## Given task
Scan the data. Collect each line that contains the word "text".

[Records from a collection of figures]
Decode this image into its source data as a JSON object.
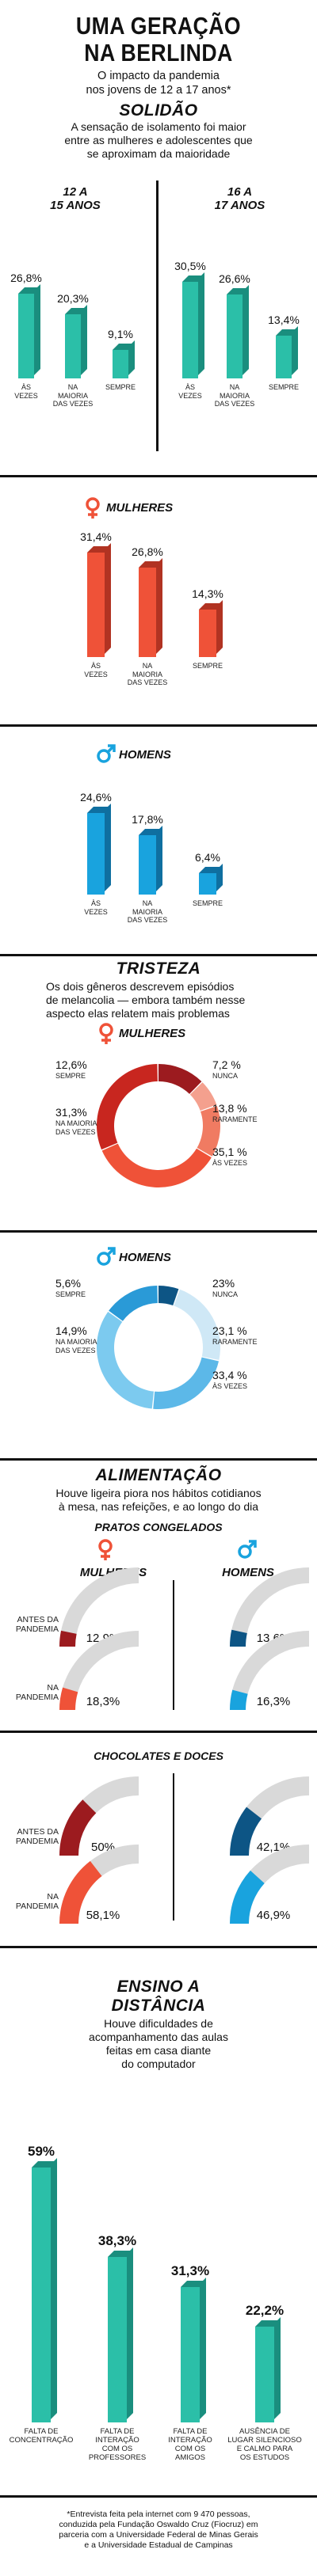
{
  "colors": {
    "teal": "#2bbfa8",
    "teal_dark": "#1a8e7e",
    "red": "#ef5238",
    "red_dark": "#b13322",
    "blue": "#19a3de",
    "blue_dark": "#0f6fa0",
    "dark_red": "#9c1b1f",
    "orange": "#ef5238",
    "pink": "#f4a08e",
    "navy": "#0d5585",
    "mid_blue": "#2a9ad7",
    "light_blue": "#7ccaef",
    "gray": "#d9d9d9"
  },
  "header": {
    "title_line1": "UMA GERAÇÃO",
    "title_line2": "NA BERLINDA",
    "subtitle_line1": "O impacto da pandemia",
    "subtitle_line2": "nos jovens de 12 a 17 anos*"
  },
  "solidao": {
    "title": "SOLIDÃO",
    "desc": [
      "A sensação de isolamento foi maior",
      "entre as mulheres e adolescentes que",
      "se aproximam da maioridade"
    ],
    "age_12_15": {
      "line1": "12 A",
      "line2": "15 ANOS"
    },
    "age_16_17": {
      "line1": "16 A",
      "line2": "17 ANOS"
    },
    "women_label": "MULHERES",
    "men_label": "HOMENS"
  },
  "tristeza": {
    "title": "TRISTEZA",
    "desc": [
      "Os dois gêneros descrevem episódios",
      "de melancolia — embora também nesse",
      "aspecto elas relatem mais problemas"
    ],
    "women_label": "MULHERES",
    "men_label": "HOMENS"
  },
  "alimentacao": {
    "title": "ALIMENTAÇÃO",
    "desc": [
      "Houve ligeira piora nos hábitos cotidianos",
      "à mesa, nas refeições, e ao longo do dia"
    ],
    "pratos_title": "PRATOS CONGELADOS",
    "chocolates_title": "CHOCOLATES E DOCES",
    "women_label": "MULHERES",
    "men_label": "HOMENS",
    "row_antes": [
      "ANTES DA",
      "PANDEMIA"
    ],
    "row_na": [
      "NA",
      "PANDEMIA"
    ]
  },
  "ensino": {
    "title_line1": "ENSINO A",
    "title_line2": "DISTÂNCIA",
    "desc": [
      "Houve dificuldades de",
      "acompanhamento das aulas",
      "feitas em casa diante",
      "do computador"
    ]
  },
  "footnote": [
    "*Entrevista feita pela internet com 9 470 pessoas,",
    "conduzida pela Fundação Oswaldo Cruz (Fiocruz) em",
    "parceria com a Universidade Federal de Minas Gerais",
    "e a Universidade Estadual de Campinas"
  ],
  "chart_data": [
    {
      "type": "bar",
      "name": "solidao-12-15",
      "categories": [
        [
          "ÀS",
          "VEZES"
        ],
        [
          "NA",
          "MAIORIA",
          "DAS VEZES"
        ],
        [
          "SEMPRE"
        ]
      ],
      "values": [
        26.8,
        20.3,
        9.1
      ],
      "labels": [
        "26,8%",
        "20,3%",
        "9,1%"
      ]
    },
    {
      "type": "bar",
      "name": "solidao-16-17",
      "categories": [
        [
          "ÀS",
          "VEZES"
        ],
        [
          "NA",
          "MAIORIA",
          "DAS VEZES"
        ],
        [
          "SEMPRE"
        ]
      ],
      "values": [
        30.5,
        26.6,
        13.4
      ],
      "labels": [
        "30,5%",
        "26,6%",
        "13,4%"
      ]
    },
    {
      "type": "bar",
      "name": "solidao-mulheres",
      "categories": [
        [
          "ÀS",
          "VEZES"
        ],
        [
          "NA",
          "MAIORIA",
          "DAS VEZES"
        ],
        [
          "SEMPRE"
        ]
      ],
      "values": [
        31.4,
        26.8,
        14.3
      ],
      "labels": [
        "31,4%",
        "26,8%",
        "14,3%"
      ]
    },
    {
      "type": "bar",
      "name": "solidao-homens",
      "categories": [
        [
          "ÀS",
          "VEZES"
        ],
        [
          "NA",
          "MAIORIA",
          "DAS VEZES"
        ],
        [
          "SEMPRE"
        ]
      ],
      "values": [
        24.6,
        17.8,
        6.4
      ],
      "labels": [
        "24,6%",
        "17,8%",
        "6,4%"
      ]
    },
    {
      "type": "pie",
      "name": "tristeza-mulheres",
      "slices": [
        {
          "label": "SEMPRE",
          "value": 12.6,
          "text": "12,6%"
        },
        {
          "label": "NUNCA",
          "value": 7.2,
          "text": "7,2 %"
        },
        {
          "label": "RARAMENTE",
          "value": 13.8,
          "text": "13,8 %"
        },
        {
          "label": "ÀS VEZES",
          "value": 35.1,
          "text": "35,1 %"
        },
        {
          "label": "NA MAIORIA DAS VEZES",
          "value": 31.3,
          "text": "31,3%"
        }
      ]
    },
    {
      "type": "pie",
      "name": "tristeza-homens",
      "slices": [
        {
          "label": "SEMPRE",
          "value": 5.6,
          "text": "5,6%"
        },
        {
          "label": "NUNCA",
          "value": 23,
          "text": "23%"
        },
        {
          "label": "RARAMENTE",
          "value": 23.1,
          "text": "23,1 %"
        },
        {
          "label": "ÀS VEZES",
          "value": 33.4,
          "text": "33,4 %"
        },
        {
          "label": "NA MAIORIA DAS VEZES",
          "value": 14.9,
          "text": "14,9%"
        }
      ]
    },
    {
      "type": "gauge",
      "name": "pratos-congelados",
      "rows": [
        "ANTES DA PANDEMIA",
        "NA PANDEMIA"
      ],
      "series": [
        {
          "name": "MULHERES",
          "values": [
            12.9,
            18.3
          ],
          "labels": [
            "12,9%",
            "18,3%"
          ]
        },
        {
          "name": "HOMENS",
          "values": [
            13.6,
            16.3
          ],
          "labels": [
            "13,6%",
            "16,3%"
          ]
        }
      ]
    },
    {
      "type": "gauge",
      "name": "chocolates-e-doces",
      "rows": [
        "ANTES DA PANDEMIA",
        "NA PANDEMIA"
      ],
      "series": [
        {
          "name": "MULHERES",
          "values": [
            50,
            58.1
          ],
          "labels": [
            "50%",
            "58,1%"
          ]
        },
        {
          "name": "HOMENS",
          "values": [
            42.1,
            46.9
          ],
          "labels": [
            "42,1%",
            "46,9%"
          ]
        }
      ]
    },
    {
      "type": "bar",
      "name": "ensino-a-distancia",
      "categories": [
        [
          "FALTA DE",
          "CONCENTRAÇÃO"
        ],
        [
          "FALTA DE",
          "INTERAÇÃO",
          "COM OS",
          "PROFESSORES"
        ],
        [
          "FALTA DE",
          "INTERAÇÃO",
          "COM OS",
          "AMIGOS"
        ],
        [
          "AUSÊNCIA DE",
          "LUGAR SILENCIOSO",
          "E CALMO PARA",
          "OS ESTUDOS"
        ]
      ],
      "values": [
        59,
        38.3,
        31.3,
        22.2
      ],
      "labels": [
        "59%",
        "38,3%",
        "31,3%",
        "22,2%"
      ]
    }
  ]
}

## Answer
          "text": "12,6%"
          "text": "7,2 %"
          "text": "13,8 %"
          "text": "35,1 %"
          "text": "31,3%"
          "text": "5,6%"
          "text": "23%"
          "text": "23,1 %"
          "text": "33,4 %"
          "text": "14,9%"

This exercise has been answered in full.